Do not include the pictures; repeat the rest of the data exactly.
* begin *
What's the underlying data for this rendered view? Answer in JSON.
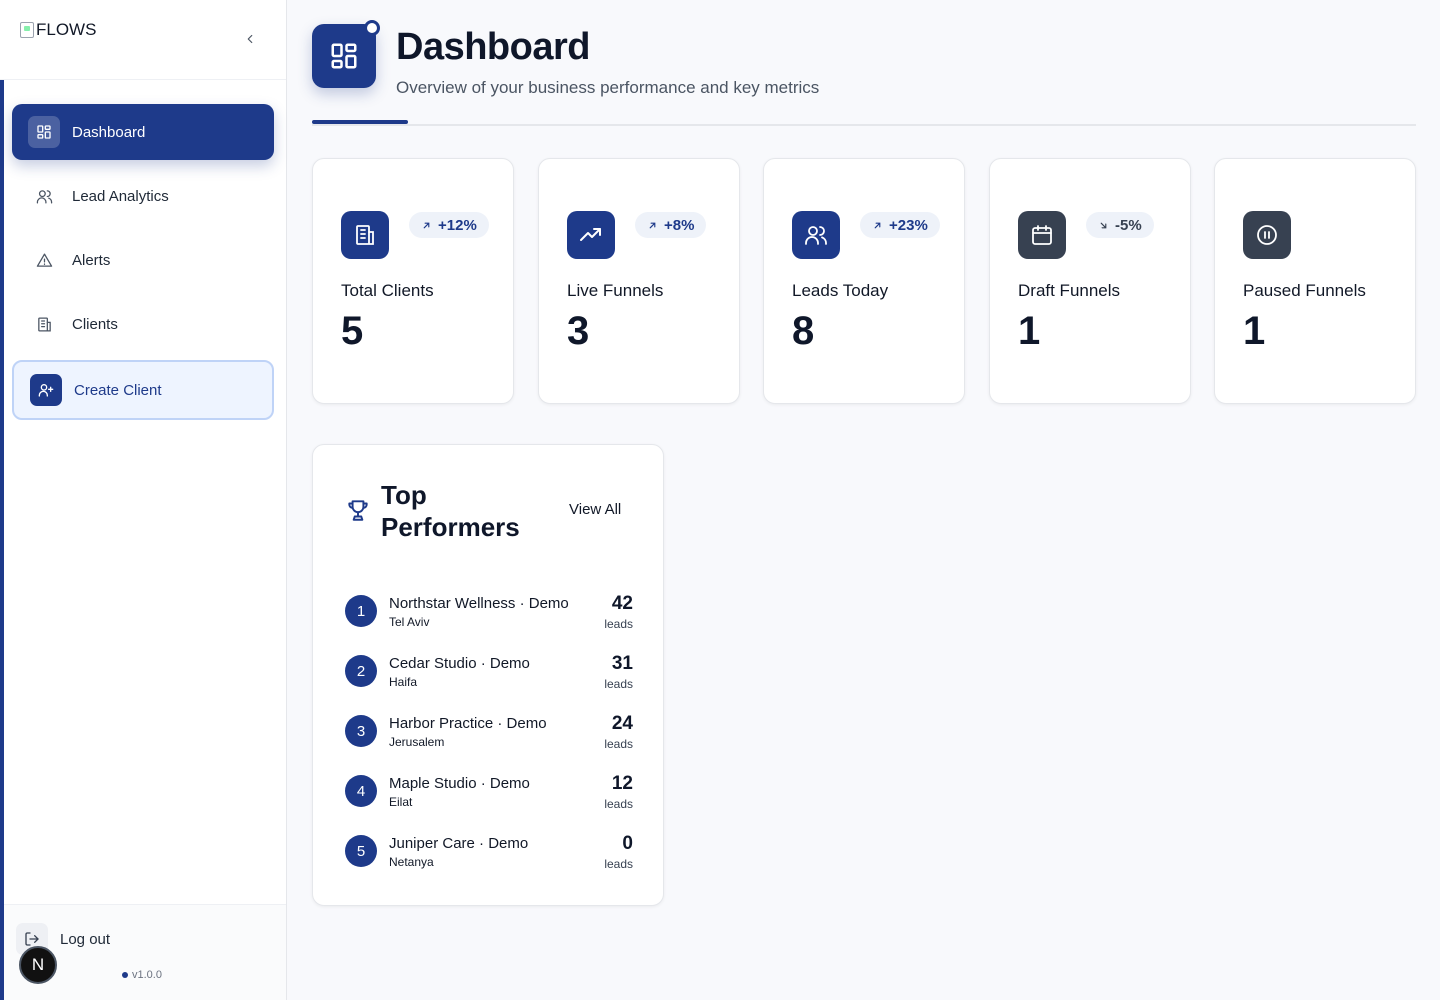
{
  "sidebar": {
    "logo_text": "FLOWS",
    "nav": [
      {
        "label": "Dashboard",
        "icon": "dashboard-icon",
        "active": true
      },
      {
        "label": "Lead Analytics",
        "icon": "users-icon"
      },
      {
        "label": "Alerts",
        "icon": "alert-triangle-icon"
      },
      {
        "label": "Clients",
        "icon": "building-icon"
      }
    ],
    "create_label": "Create Client",
    "logout_label": "Log out",
    "avatar_initial": "N",
    "version": "v1.0.0"
  },
  "header": {
    "title": "Dashboard",
    "subtitle": "Overview of your business performance and key metrics"
  },
  "stats": [
    {
      "label": "Total Clients",
      "value": "5",
      "trend": "+12%",
      "trend_dir": "up",
      "icon": "building-icon",
      "color": "#1e3a8a",
      "trend_color": "#1e3a8a"
    },
    {
      "label": "Live Funnels",
      "value": "3",
      "trend": "+8%",
      "trend_dir": "up",
      "icon": "trending-up-icon",
      "color": "#1e3a8a",
      "trend_color": "#1e3a8a"
    },
    {
      "label": "Leads Today",
      "value": "8",
      "trend": "+23%",
      "trend_dir": "up",
      "icon": "users-icon",
      "color": "#1e3a8a",
      "trend_color": "#1e3a8a"
    },
    {
      "label": "Draft Funnels",
      "value": "1",
      "trend": "-5%",
      "trend_dir": "down",
      "icon": "calendar-icon",
      "color": "#374151",
      "trend_color": "#374151"
    },
    {
      "label": "Paused Funnels",
      "value": "1",
      "trend": "",
      "icon": "pause-circle-icon",
      "color": "#374151"
    }
  ],
  "top_performers": {
    "title": "Top Performers",
    "view_all": "View All",
    "unit": "leads",
    "rows": [
      {
        "rank": "1",
        "name": "Northstar Wellness · Demo",
        "city": "Tel Aviv",
        "leads": "42"
      },
      {
        "rank": "2",
        "name": "Cedar Studio · Demo",
        "city": "Haifa",
        "leads": "31"
      },
      {
        "rank": "3",
        "name": "Harbor Practice · Demo",
        "city": "Jerusalem",
        "leads": "24"
      },
      {
        "rank": "4",
        "name": "Maple Studio · Demo",
        "city": "Eilat",
        "leads": "12"
      },
      {
        "rank": "5",
        "name": "Juniper Care · Demo",
        "city": "Netanya",
        "leads": "0"
      }
    ]
  },
  "colors": {
    "brand": "#1e3a8a",
    "accent_light": "#eef4ff",
    "muted_dark": "#374151"
  }
}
* end *
§ ANSWER BELOW:
What's the underlying data for this rendered view? Answer in JSON.
{
  "sidebar": {
    "logo_text": "FLOWS",
    "nav": [
      {
        "label": "Dashboard",
        "icon": "dashboard-icon",
        "active": true
      },
      {
        "label": "Lead Analytics",
        "icon": "users-icon"
      },
      {
        "label": "Alerts",
        "icon": "alert-triangle-icon"
      },
      {
        "label": "Clients",
        "icon": "building-icon"
      }
    ],
    "create_label": "Create Client",
    "logout_label": "Log out",
    "avatar_initial": "N",
    "version": "v1.0.0"
  },
  "header": {
    "title": "Dashboard",
    "subtitle": "Overview of your business performance and key metrics"
  },
  "stats": [
    {
      "label": "Total Clients",
      "value": "5",
      "trend": "+12%",
      "trend_dir": "up",
      "icon": "building-icon",
      "color": "#1e3a8a",
      "trend_color": "#1e3a8a"
    },
    {
      "label": "Live Funnels",
      "value": "3",
      "trend": "+8%",
      "trend_dir": "up",
      "icon": "trending-up-icon",
      "color": "#1e3a8a",
      "trend_color": "#1e3a8a"
    },
    {
      "label": "Leads Today",
      "value": "8",
      "trend": "+23%",
      "trend_dir": "up",
      "icon": "users-icon",
      "color": "#1e3a8a",
      "trend_color": "#1e3a8a"
    },
    {
      "label": "Draft Funnels",
      "value": "1",
      "trend": "-5%",
      "trend_dir": "down",
      "icon": "calendar-icon",
      "color": "#374151",
      "trend_color": "#374151"
    },
    {
      "label": "Paused Funnels",
      "value": "1",
      "trend": "",
      "icon": "pause-circle-icon",
      "color": "#374151"
    }
  ],
  "top_performers": {
    "title": "Top Performers",
    "view_all": "View All",
    "unit": "leads",
    "rows": [
      {
        "rank": "1",
        "name": "Northstar Wellness · Demo",
        "city": "Tel Aviv",
        "leads": "42"
      },
      {
        "rank": "2",
        "name": "Cedar Studio · Demo",
        "city": "Haifa",
        "leads": "31"
      },
      {
        "rank": "3",
        "name": "Harbor Practice · Demo",
        "city": "Jerusalem",
        "leads": "24"
      },
      {
        "rank": "4",
        "name": "Maple Studio · Demo",
        "city": "Eilat",
        "leads": "12"
      },
      {
        "rank": "5",
        "name": "Juniper Care · Demo",
        "city": "Netanya",
        "leads": "0"
      }
    ]
  },
  "colors": {
    "brand": "#1e3a8a",
    "accent_light": "#eef4ff",
    "muted_dark": "#374151"
  }
}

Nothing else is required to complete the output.